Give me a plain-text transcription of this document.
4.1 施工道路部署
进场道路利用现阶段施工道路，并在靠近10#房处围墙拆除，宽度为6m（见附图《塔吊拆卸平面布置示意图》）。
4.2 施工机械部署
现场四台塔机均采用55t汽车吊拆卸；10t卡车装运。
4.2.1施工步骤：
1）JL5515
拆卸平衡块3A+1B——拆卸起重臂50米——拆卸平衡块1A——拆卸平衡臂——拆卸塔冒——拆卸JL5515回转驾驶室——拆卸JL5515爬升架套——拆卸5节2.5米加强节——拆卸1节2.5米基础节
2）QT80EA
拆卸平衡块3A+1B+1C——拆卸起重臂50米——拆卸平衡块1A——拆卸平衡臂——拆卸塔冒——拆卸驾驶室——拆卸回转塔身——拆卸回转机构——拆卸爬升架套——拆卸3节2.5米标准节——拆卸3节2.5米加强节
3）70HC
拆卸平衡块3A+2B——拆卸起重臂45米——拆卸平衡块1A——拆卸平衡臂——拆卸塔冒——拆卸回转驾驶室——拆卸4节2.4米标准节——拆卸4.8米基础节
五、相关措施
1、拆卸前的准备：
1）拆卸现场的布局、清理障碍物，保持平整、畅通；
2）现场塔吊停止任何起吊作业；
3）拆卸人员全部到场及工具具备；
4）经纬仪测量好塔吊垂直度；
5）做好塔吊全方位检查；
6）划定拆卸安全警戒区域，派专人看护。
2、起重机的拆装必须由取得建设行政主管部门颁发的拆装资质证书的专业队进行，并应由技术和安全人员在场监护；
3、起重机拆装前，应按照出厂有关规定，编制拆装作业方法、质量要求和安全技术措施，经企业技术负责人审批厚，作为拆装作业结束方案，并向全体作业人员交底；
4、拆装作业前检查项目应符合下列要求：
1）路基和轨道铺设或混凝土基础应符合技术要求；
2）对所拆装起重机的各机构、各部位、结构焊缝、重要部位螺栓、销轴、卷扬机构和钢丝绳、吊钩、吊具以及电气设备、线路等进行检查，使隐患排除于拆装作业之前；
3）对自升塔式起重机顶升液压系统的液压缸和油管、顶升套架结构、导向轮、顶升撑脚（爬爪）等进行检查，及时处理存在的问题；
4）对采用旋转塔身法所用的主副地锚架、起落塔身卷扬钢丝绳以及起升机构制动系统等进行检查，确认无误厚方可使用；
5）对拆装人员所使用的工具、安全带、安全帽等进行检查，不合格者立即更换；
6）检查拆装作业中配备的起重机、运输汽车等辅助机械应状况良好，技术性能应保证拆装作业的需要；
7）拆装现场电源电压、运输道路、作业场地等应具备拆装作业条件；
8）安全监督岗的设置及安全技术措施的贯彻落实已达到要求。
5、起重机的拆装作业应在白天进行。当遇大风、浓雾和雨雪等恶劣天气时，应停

* * *

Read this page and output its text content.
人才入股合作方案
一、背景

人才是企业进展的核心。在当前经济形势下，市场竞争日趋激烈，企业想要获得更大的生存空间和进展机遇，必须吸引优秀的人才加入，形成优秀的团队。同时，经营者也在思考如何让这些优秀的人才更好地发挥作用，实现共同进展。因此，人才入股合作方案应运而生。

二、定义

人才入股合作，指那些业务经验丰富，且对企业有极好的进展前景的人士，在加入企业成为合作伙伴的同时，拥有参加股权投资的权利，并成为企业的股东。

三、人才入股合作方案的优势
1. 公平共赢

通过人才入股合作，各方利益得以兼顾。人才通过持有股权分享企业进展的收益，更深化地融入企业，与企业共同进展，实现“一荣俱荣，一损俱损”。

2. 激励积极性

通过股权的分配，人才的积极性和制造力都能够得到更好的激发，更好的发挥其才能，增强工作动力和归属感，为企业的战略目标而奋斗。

---

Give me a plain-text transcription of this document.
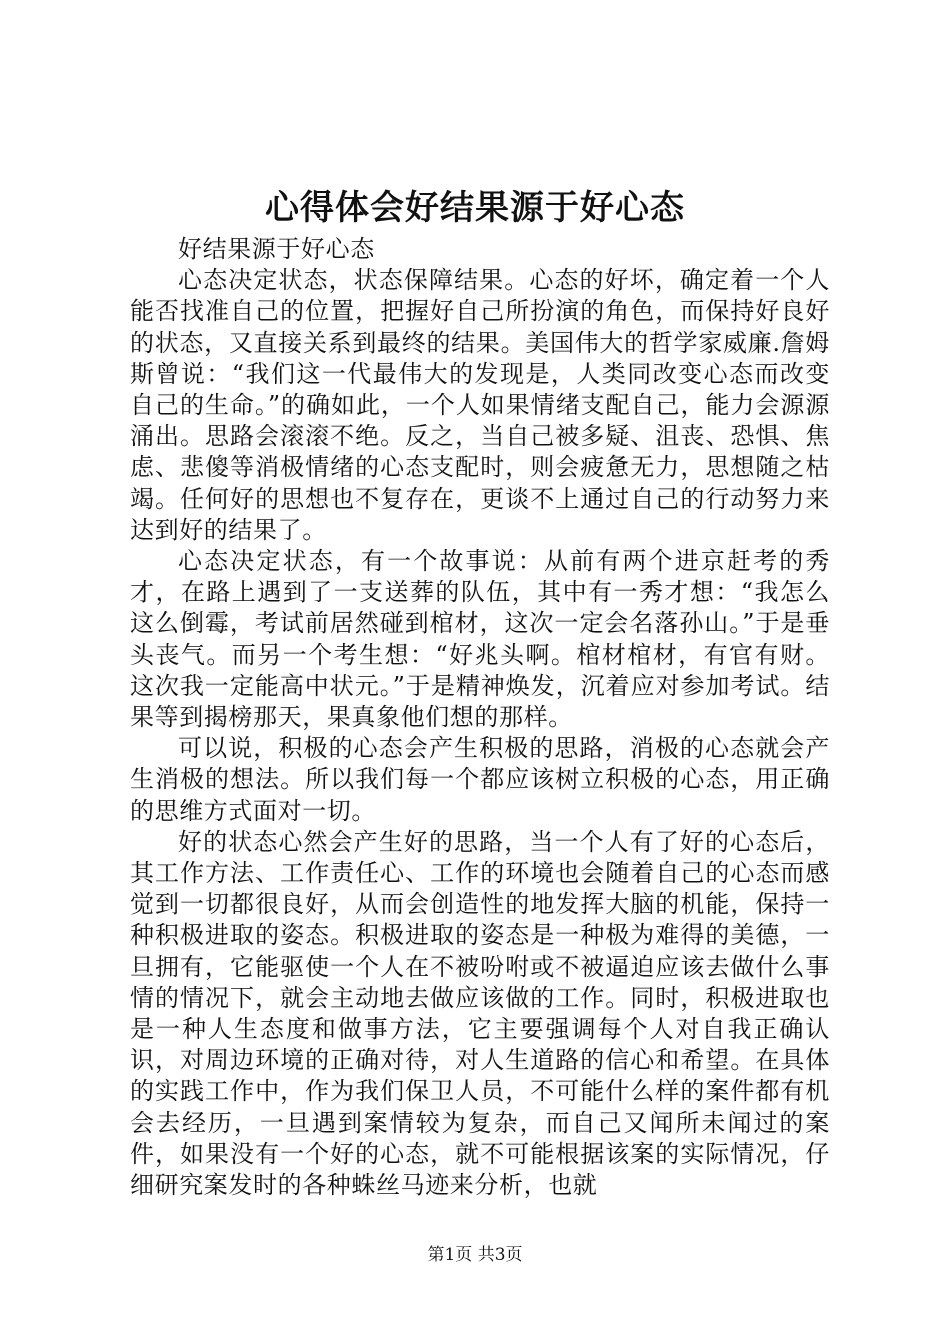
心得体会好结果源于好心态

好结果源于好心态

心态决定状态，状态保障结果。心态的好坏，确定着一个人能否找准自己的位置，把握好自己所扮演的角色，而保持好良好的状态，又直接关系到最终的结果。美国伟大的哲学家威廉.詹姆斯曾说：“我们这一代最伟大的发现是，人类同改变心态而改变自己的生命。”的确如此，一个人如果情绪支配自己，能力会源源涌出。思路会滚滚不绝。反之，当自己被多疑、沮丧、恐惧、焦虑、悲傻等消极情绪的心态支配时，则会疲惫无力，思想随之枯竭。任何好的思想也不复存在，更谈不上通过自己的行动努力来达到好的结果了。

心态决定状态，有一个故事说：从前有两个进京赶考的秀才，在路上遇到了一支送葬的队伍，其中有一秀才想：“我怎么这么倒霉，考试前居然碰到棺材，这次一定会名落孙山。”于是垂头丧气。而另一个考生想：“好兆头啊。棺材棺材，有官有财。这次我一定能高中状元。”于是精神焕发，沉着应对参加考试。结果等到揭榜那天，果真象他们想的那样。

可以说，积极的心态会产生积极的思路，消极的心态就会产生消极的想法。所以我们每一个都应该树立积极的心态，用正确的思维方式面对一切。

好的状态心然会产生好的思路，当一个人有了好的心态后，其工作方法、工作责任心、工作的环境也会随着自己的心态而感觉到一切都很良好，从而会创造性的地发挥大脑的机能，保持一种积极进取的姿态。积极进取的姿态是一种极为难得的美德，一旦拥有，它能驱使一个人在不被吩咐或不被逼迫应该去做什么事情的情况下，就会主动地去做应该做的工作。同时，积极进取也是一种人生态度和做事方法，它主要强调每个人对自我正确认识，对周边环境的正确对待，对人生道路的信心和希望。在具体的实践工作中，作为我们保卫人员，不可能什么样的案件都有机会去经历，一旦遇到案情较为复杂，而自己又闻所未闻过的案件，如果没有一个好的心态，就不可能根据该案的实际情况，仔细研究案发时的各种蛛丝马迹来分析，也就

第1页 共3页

### Exercise aim:
Check each line above for the word "拆卸平衡臂" and say how many have it, with nothing else.

### Written answer:
3